Dataset items:

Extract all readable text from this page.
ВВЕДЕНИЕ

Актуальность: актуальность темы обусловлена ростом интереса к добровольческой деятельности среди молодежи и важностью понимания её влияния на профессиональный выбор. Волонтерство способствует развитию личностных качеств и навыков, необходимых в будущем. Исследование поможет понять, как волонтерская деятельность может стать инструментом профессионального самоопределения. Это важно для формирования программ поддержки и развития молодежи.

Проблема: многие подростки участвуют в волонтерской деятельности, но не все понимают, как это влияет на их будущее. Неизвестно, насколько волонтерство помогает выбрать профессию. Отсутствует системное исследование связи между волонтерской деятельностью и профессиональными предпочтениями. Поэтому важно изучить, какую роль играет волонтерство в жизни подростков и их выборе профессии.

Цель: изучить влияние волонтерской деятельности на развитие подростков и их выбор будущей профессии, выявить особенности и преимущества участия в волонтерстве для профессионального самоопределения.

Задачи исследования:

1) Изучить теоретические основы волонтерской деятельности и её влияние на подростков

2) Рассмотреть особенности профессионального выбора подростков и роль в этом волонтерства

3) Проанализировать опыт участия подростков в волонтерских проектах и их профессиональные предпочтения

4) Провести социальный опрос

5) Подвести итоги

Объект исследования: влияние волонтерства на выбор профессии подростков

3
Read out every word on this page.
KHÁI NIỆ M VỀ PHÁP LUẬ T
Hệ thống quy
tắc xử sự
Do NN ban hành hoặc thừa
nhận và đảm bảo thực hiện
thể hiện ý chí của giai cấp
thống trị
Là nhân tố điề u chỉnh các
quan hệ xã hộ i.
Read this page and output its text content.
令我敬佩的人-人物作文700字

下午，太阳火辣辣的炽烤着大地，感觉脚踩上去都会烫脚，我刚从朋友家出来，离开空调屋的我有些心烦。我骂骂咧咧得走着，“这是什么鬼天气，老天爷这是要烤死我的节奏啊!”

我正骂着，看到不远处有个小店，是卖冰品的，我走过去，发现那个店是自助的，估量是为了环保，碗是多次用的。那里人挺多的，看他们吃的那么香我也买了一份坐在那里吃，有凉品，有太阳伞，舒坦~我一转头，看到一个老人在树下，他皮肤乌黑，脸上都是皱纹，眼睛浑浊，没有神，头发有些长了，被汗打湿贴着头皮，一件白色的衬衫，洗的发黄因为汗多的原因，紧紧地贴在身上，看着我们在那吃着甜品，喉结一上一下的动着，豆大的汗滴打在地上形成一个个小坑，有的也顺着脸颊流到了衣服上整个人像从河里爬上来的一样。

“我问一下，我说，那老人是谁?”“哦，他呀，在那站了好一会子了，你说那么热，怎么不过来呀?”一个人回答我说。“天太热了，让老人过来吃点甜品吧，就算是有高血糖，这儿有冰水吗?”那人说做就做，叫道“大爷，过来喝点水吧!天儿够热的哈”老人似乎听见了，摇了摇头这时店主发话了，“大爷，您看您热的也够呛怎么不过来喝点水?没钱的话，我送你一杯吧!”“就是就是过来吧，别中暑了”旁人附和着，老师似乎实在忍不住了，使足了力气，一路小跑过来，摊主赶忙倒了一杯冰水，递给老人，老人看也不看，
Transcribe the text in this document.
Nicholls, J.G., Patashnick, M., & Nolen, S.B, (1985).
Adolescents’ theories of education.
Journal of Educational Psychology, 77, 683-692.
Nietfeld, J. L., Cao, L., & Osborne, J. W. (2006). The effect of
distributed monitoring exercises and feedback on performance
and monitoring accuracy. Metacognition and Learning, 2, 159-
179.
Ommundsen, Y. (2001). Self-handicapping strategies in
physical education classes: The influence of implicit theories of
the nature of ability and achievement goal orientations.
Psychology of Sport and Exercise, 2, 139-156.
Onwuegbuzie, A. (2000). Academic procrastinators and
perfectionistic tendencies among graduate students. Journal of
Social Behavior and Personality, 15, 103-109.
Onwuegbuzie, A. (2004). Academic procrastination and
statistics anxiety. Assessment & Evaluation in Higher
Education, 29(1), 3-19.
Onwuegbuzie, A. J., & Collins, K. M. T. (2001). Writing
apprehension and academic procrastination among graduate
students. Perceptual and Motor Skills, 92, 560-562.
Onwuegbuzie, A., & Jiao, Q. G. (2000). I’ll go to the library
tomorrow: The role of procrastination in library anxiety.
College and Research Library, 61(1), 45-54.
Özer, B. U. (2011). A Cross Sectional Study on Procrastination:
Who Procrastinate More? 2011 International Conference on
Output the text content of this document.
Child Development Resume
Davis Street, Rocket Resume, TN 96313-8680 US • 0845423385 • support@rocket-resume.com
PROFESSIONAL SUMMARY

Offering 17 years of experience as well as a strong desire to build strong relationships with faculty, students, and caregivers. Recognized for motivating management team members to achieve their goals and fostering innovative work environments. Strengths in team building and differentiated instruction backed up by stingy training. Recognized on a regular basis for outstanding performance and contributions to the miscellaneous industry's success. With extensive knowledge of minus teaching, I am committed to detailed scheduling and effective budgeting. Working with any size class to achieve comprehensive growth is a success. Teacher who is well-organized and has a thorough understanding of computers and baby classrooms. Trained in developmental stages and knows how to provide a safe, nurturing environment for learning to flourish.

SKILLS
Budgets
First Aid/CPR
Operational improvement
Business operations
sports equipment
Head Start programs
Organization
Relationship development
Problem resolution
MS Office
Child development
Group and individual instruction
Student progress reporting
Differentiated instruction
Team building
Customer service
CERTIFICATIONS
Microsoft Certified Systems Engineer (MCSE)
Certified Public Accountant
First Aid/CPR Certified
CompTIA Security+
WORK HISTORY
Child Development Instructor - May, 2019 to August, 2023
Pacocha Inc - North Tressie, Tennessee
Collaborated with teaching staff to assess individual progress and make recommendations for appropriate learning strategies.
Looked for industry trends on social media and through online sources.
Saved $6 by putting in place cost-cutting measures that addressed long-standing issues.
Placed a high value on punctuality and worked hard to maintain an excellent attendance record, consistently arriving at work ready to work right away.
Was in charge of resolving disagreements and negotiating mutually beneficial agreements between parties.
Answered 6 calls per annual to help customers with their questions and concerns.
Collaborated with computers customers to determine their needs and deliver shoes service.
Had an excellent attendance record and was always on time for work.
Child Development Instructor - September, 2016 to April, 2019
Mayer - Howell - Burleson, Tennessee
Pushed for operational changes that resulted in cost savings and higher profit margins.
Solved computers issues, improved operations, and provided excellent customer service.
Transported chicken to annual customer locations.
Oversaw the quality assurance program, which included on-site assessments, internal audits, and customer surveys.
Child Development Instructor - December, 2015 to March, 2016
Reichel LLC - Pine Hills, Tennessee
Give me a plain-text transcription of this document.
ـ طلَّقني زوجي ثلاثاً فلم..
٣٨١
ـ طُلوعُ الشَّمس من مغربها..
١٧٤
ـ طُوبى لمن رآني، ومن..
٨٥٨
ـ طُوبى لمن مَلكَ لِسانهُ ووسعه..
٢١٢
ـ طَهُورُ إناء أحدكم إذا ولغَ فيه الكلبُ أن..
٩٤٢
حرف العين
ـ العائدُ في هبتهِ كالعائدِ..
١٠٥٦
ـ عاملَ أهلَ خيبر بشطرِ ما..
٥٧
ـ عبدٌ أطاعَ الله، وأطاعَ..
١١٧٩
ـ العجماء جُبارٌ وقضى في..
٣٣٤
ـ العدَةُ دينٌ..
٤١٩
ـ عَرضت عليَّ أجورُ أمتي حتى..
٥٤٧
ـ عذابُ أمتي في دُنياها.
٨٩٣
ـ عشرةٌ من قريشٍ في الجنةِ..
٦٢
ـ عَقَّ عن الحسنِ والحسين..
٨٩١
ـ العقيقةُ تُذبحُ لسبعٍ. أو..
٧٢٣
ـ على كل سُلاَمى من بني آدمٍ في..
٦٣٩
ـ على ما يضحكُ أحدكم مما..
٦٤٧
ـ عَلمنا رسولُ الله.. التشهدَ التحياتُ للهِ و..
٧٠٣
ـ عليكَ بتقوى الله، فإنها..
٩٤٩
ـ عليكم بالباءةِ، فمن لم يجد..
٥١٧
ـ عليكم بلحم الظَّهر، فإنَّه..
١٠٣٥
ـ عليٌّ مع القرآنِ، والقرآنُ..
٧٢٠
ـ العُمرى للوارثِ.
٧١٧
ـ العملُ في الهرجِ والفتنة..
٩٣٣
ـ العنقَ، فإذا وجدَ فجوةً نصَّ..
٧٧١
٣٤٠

#### [To be done]
Return every line holding the word "text" from the records.

#### [Right answer]
Extract all readable text from this page.
Read this page and output its text content.
Transcribe the text in this document.
Output the text content of this document.
Give me a plain-text transcription of this document.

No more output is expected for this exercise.